start Data for this task
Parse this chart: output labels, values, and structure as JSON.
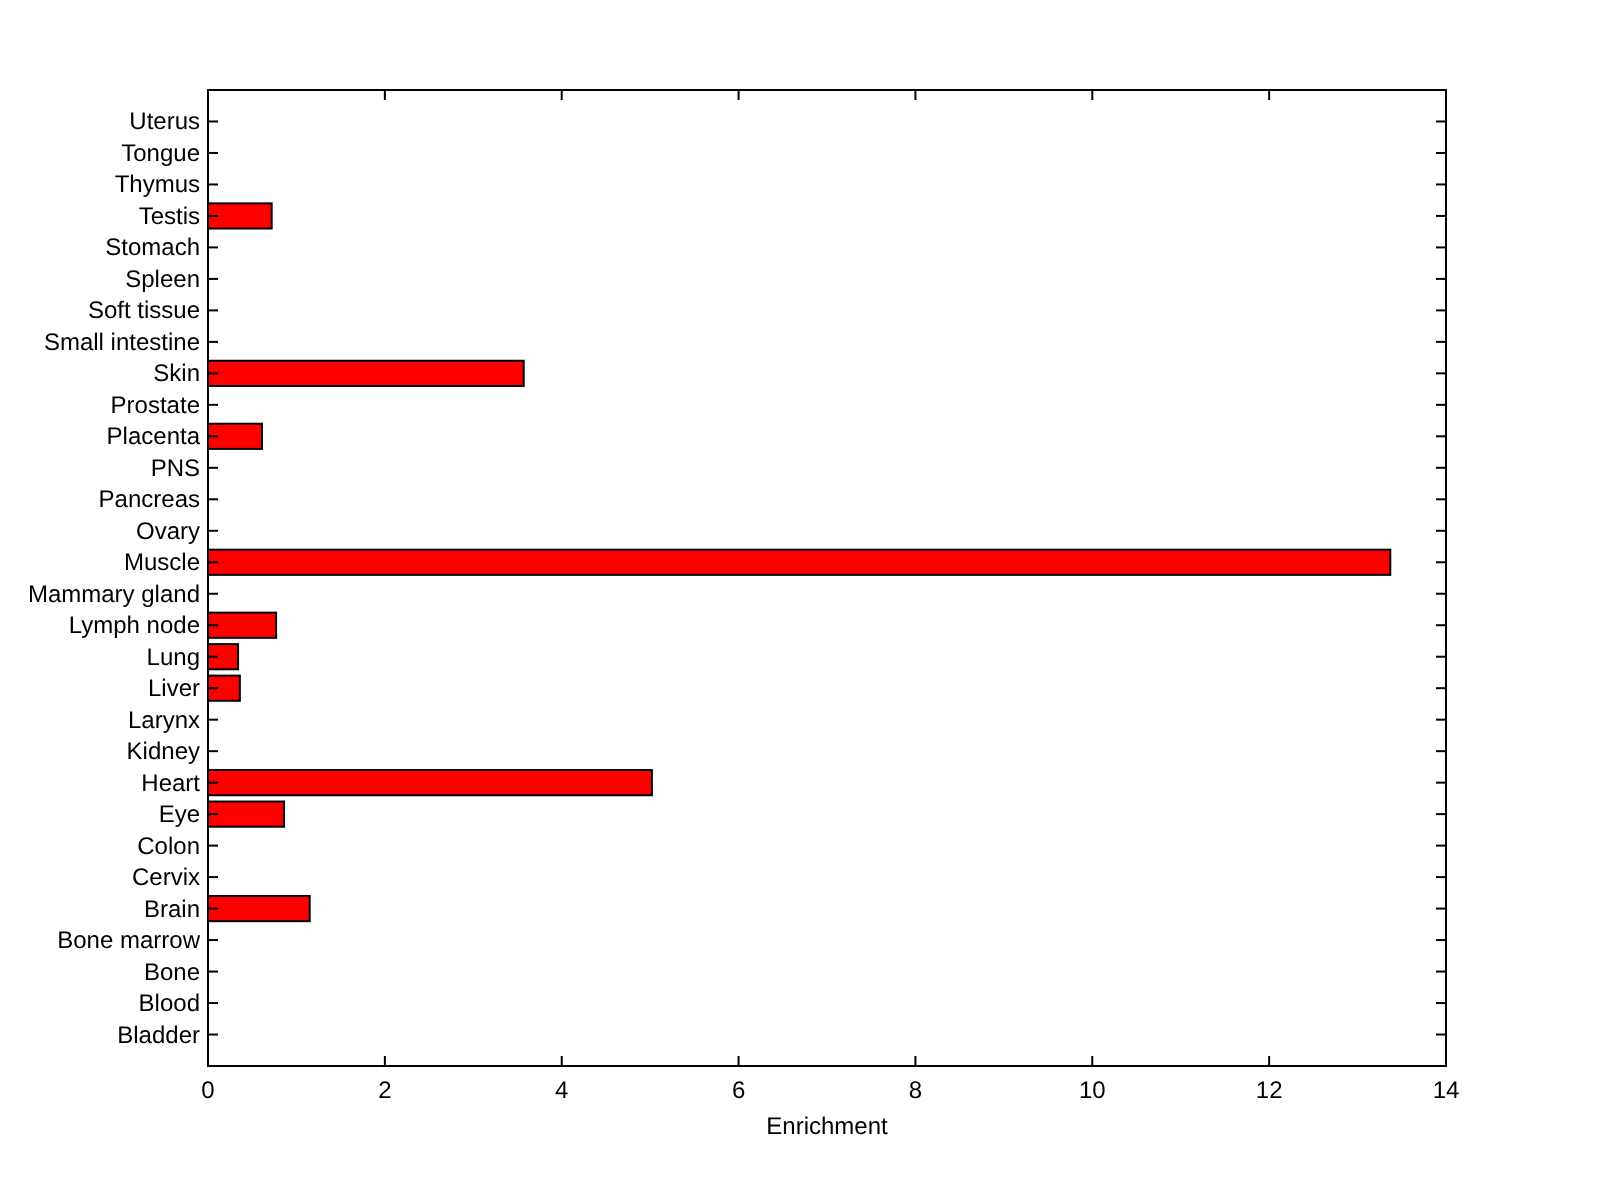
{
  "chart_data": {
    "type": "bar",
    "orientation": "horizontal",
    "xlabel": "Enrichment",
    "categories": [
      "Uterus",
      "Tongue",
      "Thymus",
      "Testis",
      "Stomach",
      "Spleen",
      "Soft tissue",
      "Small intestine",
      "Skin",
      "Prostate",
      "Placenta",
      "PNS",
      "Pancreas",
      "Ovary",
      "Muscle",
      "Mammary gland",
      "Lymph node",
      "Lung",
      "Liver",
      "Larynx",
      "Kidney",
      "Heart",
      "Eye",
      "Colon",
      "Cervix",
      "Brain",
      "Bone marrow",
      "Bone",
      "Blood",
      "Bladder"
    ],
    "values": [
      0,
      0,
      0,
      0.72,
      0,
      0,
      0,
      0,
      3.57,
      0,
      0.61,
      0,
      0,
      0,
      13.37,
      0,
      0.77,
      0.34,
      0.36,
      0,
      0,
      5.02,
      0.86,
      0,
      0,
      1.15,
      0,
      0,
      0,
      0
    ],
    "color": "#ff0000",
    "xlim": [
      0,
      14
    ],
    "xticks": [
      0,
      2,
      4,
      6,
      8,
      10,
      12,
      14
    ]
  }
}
end Data for this task
**Exercise goal**
Without the images, write out each line of the data verbatim.

**Answer**
Parse this chart: output labels, values, and structure as JSON.
{
  "chart_data": {
    "type": "bar",
    "orientation": "horizontal",
    "xlabel": "Enrichment",
    "categories": [
      "Uterus",
      "Tongue",
      "Thymus",
      "Testis",
      "Stomach",
      "Spleen",
      "Soft tissue",
      "Small intestine",
      "Skin",
      "Prostate",
      "Placenta",
      "PNS",
      "Pancreas",
      "Ovary",
      "Muscle",
      "Mammary gland",
      "Lymph node",
      "Lung",
      "Liver",
      "Larynx",
      "Kidney",
      "Heart",
      "Eye",
      "Colon",
      "Cervix",
      "Brain",
      "Bone marrow",
      "Bone",
      "Blood",
      "Bladder"
    ],
    "values": [
      0,
      0,
      0,
      0.72,
      0,
      0,
      0,
      0,
      3.57,
      0,
      0.61,
      0,
      0,
      0,
      13.37,
      0,
      0.77,
      0.34,
      0.36,
      0,
      0,
      5.02,
      0.86,
      0,
      0,
      1.15,
      0,
      0,
      0,
      0
    ],
    "color": "#ff0000",
    "xlim": [
      0,
      14
    ],
    "xticks": [
      0,
      2,
      4,
      6,
      8,
      10,
      12,
      14
    ]
  }
}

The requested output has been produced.